(Collected data entries)
** Start **

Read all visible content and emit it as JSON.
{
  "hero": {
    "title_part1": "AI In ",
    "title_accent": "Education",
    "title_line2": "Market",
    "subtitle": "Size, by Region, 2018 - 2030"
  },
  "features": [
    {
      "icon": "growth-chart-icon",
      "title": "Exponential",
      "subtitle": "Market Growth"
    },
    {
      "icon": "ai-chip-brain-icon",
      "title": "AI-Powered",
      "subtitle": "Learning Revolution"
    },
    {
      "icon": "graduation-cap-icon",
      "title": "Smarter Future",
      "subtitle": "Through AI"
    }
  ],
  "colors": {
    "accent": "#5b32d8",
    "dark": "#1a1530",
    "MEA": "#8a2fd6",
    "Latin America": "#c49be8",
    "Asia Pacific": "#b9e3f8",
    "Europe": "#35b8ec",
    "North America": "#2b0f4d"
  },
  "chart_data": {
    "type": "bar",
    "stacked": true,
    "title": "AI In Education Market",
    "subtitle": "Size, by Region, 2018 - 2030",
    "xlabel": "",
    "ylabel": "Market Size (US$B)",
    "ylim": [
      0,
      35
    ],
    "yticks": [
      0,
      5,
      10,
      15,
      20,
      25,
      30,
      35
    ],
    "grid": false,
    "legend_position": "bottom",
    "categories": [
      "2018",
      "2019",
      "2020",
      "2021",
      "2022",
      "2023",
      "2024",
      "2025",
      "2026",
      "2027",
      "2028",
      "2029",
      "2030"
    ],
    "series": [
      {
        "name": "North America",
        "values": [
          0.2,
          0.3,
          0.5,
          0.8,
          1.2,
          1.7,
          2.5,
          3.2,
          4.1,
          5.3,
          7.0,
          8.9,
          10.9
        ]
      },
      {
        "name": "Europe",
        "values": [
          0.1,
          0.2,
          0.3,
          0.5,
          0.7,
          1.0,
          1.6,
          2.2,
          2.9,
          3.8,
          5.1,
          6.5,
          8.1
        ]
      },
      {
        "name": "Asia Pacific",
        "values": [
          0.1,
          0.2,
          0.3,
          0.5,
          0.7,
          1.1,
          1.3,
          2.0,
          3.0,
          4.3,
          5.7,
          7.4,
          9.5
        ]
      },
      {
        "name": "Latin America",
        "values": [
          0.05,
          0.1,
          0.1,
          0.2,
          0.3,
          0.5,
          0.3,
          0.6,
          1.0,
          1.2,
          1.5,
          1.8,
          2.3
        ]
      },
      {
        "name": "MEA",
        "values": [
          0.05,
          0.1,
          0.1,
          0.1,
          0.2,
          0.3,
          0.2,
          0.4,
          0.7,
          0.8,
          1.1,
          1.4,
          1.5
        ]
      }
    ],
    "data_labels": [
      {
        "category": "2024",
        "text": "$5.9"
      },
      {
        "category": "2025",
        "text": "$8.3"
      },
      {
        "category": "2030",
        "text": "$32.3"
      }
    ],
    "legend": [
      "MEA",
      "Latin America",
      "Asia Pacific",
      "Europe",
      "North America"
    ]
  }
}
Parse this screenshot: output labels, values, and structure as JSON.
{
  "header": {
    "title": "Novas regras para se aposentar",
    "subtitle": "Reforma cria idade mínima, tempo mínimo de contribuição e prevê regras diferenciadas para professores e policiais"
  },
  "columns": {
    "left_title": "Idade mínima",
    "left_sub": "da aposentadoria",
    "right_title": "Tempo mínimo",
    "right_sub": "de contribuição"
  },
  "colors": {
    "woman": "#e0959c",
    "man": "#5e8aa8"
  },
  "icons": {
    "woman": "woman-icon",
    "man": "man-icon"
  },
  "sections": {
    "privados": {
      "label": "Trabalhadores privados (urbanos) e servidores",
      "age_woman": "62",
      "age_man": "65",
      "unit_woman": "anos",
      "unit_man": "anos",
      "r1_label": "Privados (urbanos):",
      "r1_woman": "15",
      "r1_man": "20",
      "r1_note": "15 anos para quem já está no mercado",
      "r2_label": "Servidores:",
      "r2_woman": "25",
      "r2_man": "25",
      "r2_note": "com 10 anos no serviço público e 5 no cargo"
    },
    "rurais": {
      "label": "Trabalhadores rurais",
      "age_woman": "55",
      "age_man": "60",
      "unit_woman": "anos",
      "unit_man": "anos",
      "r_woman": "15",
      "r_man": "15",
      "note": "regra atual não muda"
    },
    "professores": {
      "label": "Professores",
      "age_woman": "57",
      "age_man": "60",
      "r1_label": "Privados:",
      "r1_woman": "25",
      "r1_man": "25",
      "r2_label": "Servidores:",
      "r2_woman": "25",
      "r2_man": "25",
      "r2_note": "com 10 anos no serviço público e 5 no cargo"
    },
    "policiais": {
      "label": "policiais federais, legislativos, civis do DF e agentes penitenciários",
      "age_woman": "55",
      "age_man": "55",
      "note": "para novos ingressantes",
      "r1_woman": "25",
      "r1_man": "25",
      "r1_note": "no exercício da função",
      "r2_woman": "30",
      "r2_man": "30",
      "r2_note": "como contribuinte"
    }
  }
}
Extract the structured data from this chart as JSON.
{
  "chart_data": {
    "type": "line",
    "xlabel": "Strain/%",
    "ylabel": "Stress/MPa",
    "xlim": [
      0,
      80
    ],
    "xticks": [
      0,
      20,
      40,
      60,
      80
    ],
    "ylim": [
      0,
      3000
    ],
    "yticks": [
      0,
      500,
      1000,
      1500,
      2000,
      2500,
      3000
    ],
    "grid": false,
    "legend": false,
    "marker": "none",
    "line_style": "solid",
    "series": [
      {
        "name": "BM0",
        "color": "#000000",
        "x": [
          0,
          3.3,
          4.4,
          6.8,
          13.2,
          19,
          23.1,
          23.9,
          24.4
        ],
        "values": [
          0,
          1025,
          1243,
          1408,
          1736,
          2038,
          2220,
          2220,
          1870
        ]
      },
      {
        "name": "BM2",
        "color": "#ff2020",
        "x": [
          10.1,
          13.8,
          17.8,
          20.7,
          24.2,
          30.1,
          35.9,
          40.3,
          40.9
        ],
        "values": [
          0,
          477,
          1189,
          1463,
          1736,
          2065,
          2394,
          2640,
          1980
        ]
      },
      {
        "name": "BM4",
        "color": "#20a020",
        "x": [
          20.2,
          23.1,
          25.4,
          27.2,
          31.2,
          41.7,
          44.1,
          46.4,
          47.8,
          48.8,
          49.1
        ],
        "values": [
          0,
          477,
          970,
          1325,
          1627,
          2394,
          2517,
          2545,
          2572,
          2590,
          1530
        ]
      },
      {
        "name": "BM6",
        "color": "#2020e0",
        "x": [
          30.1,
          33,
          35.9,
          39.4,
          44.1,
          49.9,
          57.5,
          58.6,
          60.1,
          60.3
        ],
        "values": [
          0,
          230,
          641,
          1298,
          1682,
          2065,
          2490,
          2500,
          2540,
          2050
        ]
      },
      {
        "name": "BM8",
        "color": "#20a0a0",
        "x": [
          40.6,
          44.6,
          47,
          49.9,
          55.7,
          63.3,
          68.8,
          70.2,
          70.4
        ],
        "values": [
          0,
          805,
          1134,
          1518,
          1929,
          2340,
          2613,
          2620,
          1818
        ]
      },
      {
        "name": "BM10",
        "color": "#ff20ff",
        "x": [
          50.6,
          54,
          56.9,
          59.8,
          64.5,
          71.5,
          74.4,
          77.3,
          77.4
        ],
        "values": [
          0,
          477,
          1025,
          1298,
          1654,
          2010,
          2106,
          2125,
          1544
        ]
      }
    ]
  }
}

** End **

→ Directions
Only lines with the word "this" are wanted, so copy each one from the records.

→ Final result
Parse this screenshot: output labels, values, and structure as JSON.
Extract the structured data from this chart as JSON.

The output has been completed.